### Your objective
Every record must be written out once more, with nothing added or omitted.

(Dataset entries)
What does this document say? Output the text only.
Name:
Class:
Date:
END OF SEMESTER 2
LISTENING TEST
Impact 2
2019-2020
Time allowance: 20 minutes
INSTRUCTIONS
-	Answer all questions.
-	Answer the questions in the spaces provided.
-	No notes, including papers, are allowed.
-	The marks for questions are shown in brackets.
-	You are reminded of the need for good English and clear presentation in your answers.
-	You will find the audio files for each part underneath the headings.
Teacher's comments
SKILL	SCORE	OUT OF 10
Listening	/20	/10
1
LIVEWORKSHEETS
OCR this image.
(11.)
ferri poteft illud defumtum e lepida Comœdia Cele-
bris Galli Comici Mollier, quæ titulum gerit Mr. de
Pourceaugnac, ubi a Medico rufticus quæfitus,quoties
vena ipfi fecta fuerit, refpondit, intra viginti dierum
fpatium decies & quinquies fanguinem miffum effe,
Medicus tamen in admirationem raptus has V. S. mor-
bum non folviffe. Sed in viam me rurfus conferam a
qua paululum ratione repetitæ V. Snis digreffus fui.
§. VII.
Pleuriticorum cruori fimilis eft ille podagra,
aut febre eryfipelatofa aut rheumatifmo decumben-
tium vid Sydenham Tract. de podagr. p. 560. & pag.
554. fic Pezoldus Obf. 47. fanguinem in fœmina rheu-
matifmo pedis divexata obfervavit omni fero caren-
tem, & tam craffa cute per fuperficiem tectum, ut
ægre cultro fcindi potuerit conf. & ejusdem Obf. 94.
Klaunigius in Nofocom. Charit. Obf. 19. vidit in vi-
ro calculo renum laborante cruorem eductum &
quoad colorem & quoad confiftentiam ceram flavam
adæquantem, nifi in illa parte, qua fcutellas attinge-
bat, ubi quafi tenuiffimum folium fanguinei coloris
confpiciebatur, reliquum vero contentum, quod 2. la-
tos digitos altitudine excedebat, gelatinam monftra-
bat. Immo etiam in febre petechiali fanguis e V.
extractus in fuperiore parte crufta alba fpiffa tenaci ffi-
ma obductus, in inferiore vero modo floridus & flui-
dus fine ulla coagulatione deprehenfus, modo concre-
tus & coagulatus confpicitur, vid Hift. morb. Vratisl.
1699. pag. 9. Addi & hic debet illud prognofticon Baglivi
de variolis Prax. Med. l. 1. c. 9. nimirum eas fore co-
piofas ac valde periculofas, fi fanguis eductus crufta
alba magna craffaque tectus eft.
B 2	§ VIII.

### Correct response
What does this document say? Output the text only.
Name:
Class:
Date:
END OF SEMESTER 2
LISTENING TEST
Impact 2
2019-2020
Time allowance: 20 minutes
INSTRUCTIONS
-	Answer all questions.
-	Answer the questions in the spaces provided.
-	No notes, including papers, are allowed.
-	The marks for questions are shown in brackets.
-	You are reminded of the need for good English and clear presentation in your answers.
-	You will find the audio files for each part underneath the headings.
Teacher's comments
SKILL	SCORE	OUT OF 10
Listening	/20	/10
1
LIVEWORKSHEETS
OCR this image.
(11.)
ferri poteft illud defumtum e lepida Comœdia Cele-
bris Galli Comici Mollier, quæ titulum gerit Mr. de
Pourceaugnac, ubi a Medico rufticus quæfitus,quoties
vena ipfi fecta fuerit, refpondit, intra viginti dierum
fpatium decies & quinquies fanguinem miffum effe,
Medicus tamen in admirationem raptus has V. S. mor-
bum non folviffe. Sed in viam me rurfus conferam a
qua paululum ratione repetitæ V. Snis digreffus fui.
§. VII.
Pleuriticorum cruori fimilis eft ille podagra,
aut febre eryfipelatofa aut rheumatifmo decumben-
tium vid Sydenham Tract. de podagr. p. 560. & pag.
554. fic Pezoldus Obf. 47. fanguinem in fœmina rheu-
matifmo pedis divexata obfervavit omni fero caren-
tem, & tam craffa cute per fuperficiem tectum, ut
ægre cultro fcindi potuerit conf. & ejusdem Obf. 94.
Klaunigius in Nofocom. Charit. Obf. 19. vidit in vi-
ro calculo renum laborante cruorem eductum &
quoad colorem & quoad confiftentiam ceram flavam
adæquantem, nifi in illa parte, qua fcutellas attinge-
bat, ubi quafi tenuiffimum folium fanguinei coloris
confpiciebatur, reliquum vero contentum, quod 2. la-
tos digitos altitudine excedebat, gelatinam monftra-
bat. Immo etiam in febre petechiali fanguis e V.
extractus in fuperiore parte crufta alba fpiffa tenaci ffi-
ma obductus, in inferiore vero modo floridus & flui-
dus fine ulla coagulatione deprehenfus, modo concre-
tus & coagulatus confpicitur, vid Hift. morb. Vratisl.
1699. pag. 9. Addi & hic debet illud prognofticon Baglivi
de variolis Prax. Med. l. 1. c. 9. nimirum eas fore co-
piofas ac valde periculofas, fi fanguis eductus crufta
alba magna craffaque tectus eft.
B 2	§ VIII.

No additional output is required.